# [Data to use]
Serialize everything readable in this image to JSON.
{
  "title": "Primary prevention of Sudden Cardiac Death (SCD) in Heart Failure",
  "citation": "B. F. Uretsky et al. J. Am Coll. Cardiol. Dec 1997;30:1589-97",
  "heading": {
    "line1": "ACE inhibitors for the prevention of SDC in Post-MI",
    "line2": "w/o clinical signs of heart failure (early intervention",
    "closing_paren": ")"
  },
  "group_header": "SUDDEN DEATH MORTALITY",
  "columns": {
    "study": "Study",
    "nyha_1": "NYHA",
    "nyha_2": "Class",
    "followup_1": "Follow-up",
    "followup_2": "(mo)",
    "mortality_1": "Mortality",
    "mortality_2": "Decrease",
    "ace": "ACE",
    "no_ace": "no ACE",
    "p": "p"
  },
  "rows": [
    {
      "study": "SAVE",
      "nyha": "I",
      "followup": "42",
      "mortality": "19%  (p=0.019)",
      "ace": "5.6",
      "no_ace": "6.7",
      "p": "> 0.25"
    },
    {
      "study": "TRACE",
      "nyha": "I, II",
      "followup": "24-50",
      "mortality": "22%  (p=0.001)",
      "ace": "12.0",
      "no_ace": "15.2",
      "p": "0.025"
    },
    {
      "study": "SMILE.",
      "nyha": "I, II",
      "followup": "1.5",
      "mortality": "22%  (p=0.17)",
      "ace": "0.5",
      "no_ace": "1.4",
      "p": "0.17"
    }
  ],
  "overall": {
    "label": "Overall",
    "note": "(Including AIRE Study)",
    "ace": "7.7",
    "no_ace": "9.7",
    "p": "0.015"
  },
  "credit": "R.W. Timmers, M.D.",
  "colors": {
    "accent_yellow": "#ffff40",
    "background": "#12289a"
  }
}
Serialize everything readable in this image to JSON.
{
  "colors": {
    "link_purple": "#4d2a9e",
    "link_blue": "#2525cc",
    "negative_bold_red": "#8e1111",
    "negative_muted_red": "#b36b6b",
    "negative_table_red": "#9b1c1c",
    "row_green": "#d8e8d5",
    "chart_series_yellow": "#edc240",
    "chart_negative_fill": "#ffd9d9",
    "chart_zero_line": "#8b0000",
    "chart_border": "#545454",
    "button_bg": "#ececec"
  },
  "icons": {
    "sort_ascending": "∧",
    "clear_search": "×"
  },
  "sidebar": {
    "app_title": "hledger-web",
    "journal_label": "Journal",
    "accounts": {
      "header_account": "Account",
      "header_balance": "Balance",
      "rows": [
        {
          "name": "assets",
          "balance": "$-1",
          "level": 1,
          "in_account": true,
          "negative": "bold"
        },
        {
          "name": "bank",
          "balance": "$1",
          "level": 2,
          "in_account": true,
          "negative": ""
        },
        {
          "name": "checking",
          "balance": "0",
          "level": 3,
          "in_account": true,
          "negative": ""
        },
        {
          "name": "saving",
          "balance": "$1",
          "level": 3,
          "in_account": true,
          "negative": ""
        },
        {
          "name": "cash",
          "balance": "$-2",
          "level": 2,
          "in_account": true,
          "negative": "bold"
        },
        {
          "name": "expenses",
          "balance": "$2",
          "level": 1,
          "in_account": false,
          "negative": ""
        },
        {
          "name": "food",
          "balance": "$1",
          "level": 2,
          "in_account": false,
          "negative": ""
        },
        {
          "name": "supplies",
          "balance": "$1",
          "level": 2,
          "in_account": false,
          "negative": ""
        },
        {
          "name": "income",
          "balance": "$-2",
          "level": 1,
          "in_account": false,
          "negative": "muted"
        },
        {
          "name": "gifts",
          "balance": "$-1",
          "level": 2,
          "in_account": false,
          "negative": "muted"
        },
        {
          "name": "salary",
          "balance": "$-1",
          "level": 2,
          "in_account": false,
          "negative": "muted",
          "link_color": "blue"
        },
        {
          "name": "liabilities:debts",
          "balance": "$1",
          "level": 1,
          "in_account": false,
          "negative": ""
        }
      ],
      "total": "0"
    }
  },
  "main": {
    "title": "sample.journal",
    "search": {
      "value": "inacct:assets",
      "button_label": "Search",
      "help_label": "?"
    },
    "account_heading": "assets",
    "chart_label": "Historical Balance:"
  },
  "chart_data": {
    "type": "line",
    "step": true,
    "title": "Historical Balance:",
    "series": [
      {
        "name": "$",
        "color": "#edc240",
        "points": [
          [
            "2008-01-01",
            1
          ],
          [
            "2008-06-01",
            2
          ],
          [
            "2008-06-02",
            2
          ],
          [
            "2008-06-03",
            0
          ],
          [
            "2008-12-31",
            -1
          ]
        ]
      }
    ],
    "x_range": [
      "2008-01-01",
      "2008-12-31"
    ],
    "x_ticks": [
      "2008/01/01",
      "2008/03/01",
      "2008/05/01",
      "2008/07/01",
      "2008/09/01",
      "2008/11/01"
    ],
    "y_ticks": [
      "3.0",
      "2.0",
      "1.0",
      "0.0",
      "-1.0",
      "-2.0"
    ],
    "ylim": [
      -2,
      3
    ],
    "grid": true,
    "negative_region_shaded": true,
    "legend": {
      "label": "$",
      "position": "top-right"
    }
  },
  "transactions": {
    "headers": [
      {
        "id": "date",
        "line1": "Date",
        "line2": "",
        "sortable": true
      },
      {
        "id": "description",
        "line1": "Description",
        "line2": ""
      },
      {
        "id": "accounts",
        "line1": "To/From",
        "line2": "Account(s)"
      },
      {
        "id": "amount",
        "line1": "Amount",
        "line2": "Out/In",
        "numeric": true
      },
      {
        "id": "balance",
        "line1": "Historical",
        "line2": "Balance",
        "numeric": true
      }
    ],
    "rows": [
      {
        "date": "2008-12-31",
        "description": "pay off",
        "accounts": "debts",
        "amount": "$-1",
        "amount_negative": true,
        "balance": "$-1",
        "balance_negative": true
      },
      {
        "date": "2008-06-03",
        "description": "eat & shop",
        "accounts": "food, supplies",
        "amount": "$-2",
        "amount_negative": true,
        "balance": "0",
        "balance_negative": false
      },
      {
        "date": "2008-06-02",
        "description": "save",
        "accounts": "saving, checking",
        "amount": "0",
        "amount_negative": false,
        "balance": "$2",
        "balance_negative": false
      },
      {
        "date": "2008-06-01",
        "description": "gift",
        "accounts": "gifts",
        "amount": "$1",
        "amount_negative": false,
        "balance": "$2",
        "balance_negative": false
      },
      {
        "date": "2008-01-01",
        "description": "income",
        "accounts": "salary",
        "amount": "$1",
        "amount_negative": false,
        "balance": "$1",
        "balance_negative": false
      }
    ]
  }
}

# [Written request]
Copy the records above exactly.

# [Written solution]
Serialize everything readable in this image to JSON.
{
  "title": "Primary prevention of Sudden Cardiac Death (SCD) in Heart Failure",
  "citation": "B. F. Uretsky et al. J. Am Coll. Cardiol. Dec 1997;30:1589-97",
  "heading": {
    "line1": "ACE inhibitors for the prevention of SDC in Post-MI",
    "line2": "w/o clinical signs of heart failure (early intervention",
    "closing_paren": ")"
  },
  "group_header": "SUDDEN DEATH MORTALITY",
  "columns": {
    "study": "Study",
    "nyha_1": "NYHA",
    "nyha_2": "Class",
    "followup_1": "Follow-up",
    "followup_2": "(mo)",
    "mortality_1": "Mortality",
    "mortality_2": "Decrease",
    "ace": "ACE",
    "no_ace": "no ACE",
    "p": "p"
  },
  "rows": [
    {
      "study": "SAVE",
      "nyha": "I",
      "followup": "42",
      "mortality": "19%  (p=0.019)",
      "ace": "5.6",
      "no_ace": "6.7",
      "p": "> 0.25"
    },
    {
      "study": "TRACE",
      "nyha": "I, II",
      "followup": "24-50",
      "mortality": "22%  (p=0.001)",
      "ace": "12.0",
      "no_ace": "15.2",
      "p": "0.025"
    },
    {
      "study": "SMILE.",
      "nyha": "I, II",
      "followup": "1.5",
      "mortality": "22%  (p=0.17)",
      "ace": "0.5",
      "no_ace": "1.4",
      "p": "0.17"
    }
  ],
  "overall": {
    "label": "Overall",
    "note": "(Including AIRE Study)",
    "ace": "7.7",
    "no_ace": "9.7",
    "p": "0.015"
  },
  "credit": "R.W. Timmers, M.D.",
  "colors": {
    "accent_yellow": "#ffff40",
    "background": "#12289a"
  }
}
Serialize everything readable in this image to JSON.
{
  "colors": {
    "link_purple": "#4d2a9e",
    "link_blue": "#2525cc",
    "negative_bold_red": "#8e1111",
    "negative_muted_red": "#b36b6b",
    "negative_table_red": "#9b1c1c",
    "row_green": "#d8e8d5",
    "chart_series_yellow": "#edc240",
    "chart_negative_fill": "#ffd9d9",
    "chart_zero_line": "#8b0000",
    "chart_border": "#545454",
    "button_bg": "#ececec"
  },
  "icons": {
    "sort_ascending": "∧",
    "clear_search": "×"
  },
  "sidebar": {
    "app_title": "hledger-web",
    "journal_label": "Journal",
    "accounts": {
      "header_account": "Account",
      "header_balance": "Balance",
      "rows": [
        {
          "name": "assets",
          "balance": "$-1",
          "level": 1,
          "in_account": true,
          "negative": "bold"
        },
        {
          "name": "bank",
          "balance": "$1",
          "level": 2,
          "in_account": true,
          "negative": ""
        },
        {
          "name": "checking",
          "balance": "0",
          "level": 3,
          "in_account": true,
          "negative": ""
        },
        {
          "name": "saving",
          "balance": "$1",
          "level": 3,
          "in_account": true,
          "negative": ""
        },
        {
          "name": "cash",
          "balance": "$-2",
          "level": 2,
          "in_account": true,
          "negative": "bold"
        },
        {
          "name": "expenses",
          "balance": "$2",
          "level": 1,
          "in_account": false,
          "negative": ""
        },
        {
          "name": "food",
          "balance": "$1",
          "level": 2,
          "in_account": false,
          "negative": ""
        },
        {
          "name": "supplies",
          "balance": "$1",
          "level": 2,
          "in_account": false,
          "negative": ""
        },
        {
          "name": "income",
          "balance": "$-2",
          "level": 1,
          "in_account": false,
          "negative": "muted"
        },
        {
          "name": "gifts",
          "balance": "$-1",
          "level": 2,
          "in_account": false,
          "negative": "muted"
        },
        {
          "name": "salary",
          "balance": "$-1",
          "level": 2,
          "in_account": false,
          "negative": "muted",
          "link_color": "blue"
        },
        {
          "name": "liabilities:debts",
          "balance": "$1",
          "level": 1,
          "in_account": false,
          "negative": ""
        }
      ],
      "total": "0"
    }
  },
  "main": {
    "title": "sample.journal",
    "search": {
      "value": "inacct:assets",
      "button_label": "Search",
      "help_label": "?"
    },
    "account_heading": "assets",
    "chart_label": "Historical Balance:"
  },
  "chart_data": {
    "type": "line",
    "step": true,
    "title": "Historical Balance:",
    "series": [
      {
        "name": "$",
        "color": "#edc240",
        "points": [
          [
            "2008-01-01",
            1
          ],
          [
            "2008-06-01",
            2
          ],
          [
            "2008-06-02",
            2
          ],
          [
            "2008-06-03",
            0
          ],
          [
            "2008-12-31",
            -1
          ]
        ]
      }
    ],
    "x_range": [
      "2008-01-01",
      "2008-12-31"
    ],
    "x_ticks": [
      "2008/01/01",
      "2008/03/01",
      "2008/05/01",
      "2008/07/01",
      "2008/09/01",
      "2008/11/01"
    ],
    "y_ticks": [
      "3.0",
      "2.0",
      "1.0",
      "0.0",
      "-1.0",
      "-2.0"
    ],
    "ylim": [
      -2,
      3
    ],
    "grid": true,
    "negative_region_shaded": true,
    "legend": {
      "label": "$",
      "position": "top-right"
    }
  },
  "transactions": {
    "headers": [
      {
        "id": "date",
        "line1": "Date",
        "line2": "",
        "sortable": true
      },
      {
        "id": "description",
        "line1": "Description",
        "line2": ""
      },
      {
        "id": "accounts",
        "line1": "To/From",
        "line2": "Account(s)"
      },
      {
        "id": "amount",
        "line1": "Amount",
        "line2": "Out/In",
        "numeric": true
      },
      {
        "id": "balance",
        "line1": "Historical",
        "line2": "Balance",
        "numeric": true
      }
    ],
    "rows": [
      {
        "date": "2008-12-31",
        "description": "pay off",
        "accounts": "debts",
        "amount": "$-1",
        "amount_negative": true,
        "balance": "$-1",
        "balance_negative": true
      },
      {
        "date": "2008-06-03",
        "description": "eat & shop",
        "accounts": "food, supplies",
        "amount": "$-2",
        "amount_negative": true,
        "balance": "0",
        "balance_negative": false
      },
      {
        "date": "2008-06-02",
        "description": "save",
        "accounts": "saving, checking",
        "amount": "0",
        "amount_negative": false,
        "balance": "$2",
        "balance_negative": false
      },
      {
        "date": "2008-06-01",
        "description": "gift",
        "accounts": "gifts",
        "amount": "$1",
        "amount_negative": false,
        "balance": "$2",
        "balance_negative": false
      },
      {
        "date": "2008-01-01",
        "description": "income",
        "accounts": "salary",
        "amount": "$1",
        "amount_negative": false,
        "balance": "$1",
        "balance_negative": false
      }
    ]
  }
}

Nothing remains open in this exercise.